Stored data
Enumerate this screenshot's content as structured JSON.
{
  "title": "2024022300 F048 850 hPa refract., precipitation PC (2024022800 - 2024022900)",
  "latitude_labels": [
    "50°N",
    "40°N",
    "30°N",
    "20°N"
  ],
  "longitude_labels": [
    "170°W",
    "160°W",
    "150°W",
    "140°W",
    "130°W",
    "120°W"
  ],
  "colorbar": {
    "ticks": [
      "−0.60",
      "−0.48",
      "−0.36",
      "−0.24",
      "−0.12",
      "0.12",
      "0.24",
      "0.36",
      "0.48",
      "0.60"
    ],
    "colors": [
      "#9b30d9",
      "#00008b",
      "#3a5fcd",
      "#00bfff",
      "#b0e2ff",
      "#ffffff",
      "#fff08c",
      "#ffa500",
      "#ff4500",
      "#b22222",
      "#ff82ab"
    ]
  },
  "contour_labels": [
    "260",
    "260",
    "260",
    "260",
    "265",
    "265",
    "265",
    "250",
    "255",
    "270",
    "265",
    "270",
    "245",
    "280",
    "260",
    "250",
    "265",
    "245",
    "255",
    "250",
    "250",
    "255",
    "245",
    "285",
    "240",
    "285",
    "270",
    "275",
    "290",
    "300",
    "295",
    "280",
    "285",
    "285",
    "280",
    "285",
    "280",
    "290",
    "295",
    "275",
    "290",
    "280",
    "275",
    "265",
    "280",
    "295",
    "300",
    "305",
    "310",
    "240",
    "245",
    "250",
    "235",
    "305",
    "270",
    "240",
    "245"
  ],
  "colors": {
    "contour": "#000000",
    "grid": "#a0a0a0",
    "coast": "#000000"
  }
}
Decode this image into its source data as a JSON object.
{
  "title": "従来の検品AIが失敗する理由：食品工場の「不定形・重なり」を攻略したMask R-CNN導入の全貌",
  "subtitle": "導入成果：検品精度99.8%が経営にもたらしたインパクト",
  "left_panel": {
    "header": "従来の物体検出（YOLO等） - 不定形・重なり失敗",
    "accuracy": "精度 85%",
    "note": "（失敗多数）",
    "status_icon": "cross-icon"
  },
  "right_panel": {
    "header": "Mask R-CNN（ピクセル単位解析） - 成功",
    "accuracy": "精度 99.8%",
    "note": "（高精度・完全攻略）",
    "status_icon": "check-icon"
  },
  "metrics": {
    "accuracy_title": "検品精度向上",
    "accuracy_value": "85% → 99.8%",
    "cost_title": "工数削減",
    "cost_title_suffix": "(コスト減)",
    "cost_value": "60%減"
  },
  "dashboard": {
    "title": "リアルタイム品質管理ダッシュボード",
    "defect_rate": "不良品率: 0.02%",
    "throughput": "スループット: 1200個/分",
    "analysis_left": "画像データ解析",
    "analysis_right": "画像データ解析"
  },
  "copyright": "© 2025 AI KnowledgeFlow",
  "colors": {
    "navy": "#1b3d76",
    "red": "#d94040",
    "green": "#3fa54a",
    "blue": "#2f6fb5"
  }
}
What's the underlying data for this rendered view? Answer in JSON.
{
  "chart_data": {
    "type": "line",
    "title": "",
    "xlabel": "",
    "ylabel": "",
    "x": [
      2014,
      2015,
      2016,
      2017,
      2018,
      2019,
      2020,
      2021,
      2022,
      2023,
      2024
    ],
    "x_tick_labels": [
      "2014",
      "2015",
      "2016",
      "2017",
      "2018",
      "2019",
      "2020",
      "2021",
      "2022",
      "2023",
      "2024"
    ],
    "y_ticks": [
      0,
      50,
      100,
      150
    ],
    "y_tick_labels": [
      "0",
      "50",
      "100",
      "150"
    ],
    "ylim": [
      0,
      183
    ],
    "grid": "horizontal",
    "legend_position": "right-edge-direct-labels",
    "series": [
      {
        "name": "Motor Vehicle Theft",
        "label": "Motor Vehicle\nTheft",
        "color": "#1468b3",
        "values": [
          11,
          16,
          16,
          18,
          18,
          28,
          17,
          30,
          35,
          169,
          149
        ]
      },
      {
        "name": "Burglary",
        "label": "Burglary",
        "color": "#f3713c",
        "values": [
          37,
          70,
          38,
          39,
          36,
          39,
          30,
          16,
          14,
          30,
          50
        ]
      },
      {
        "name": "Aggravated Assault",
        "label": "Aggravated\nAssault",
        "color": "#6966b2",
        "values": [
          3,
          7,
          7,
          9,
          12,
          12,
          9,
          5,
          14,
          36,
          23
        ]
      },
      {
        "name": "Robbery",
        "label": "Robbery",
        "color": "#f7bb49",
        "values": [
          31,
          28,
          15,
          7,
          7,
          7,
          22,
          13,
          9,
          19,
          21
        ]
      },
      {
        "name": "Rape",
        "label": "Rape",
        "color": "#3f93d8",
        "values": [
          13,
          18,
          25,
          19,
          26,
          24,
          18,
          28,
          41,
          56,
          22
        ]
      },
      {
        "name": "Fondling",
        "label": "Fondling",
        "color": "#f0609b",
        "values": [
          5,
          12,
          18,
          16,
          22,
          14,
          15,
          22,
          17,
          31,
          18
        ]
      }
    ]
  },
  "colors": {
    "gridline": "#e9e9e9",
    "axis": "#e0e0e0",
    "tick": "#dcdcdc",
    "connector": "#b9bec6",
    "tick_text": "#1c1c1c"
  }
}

-- Task statement --
All lines of the data above that include the word "Motor" must be shown.

-- Written response --
        "name": "Motor Vehicle Theft",
        "label": "Motor Vehicle\nTheft",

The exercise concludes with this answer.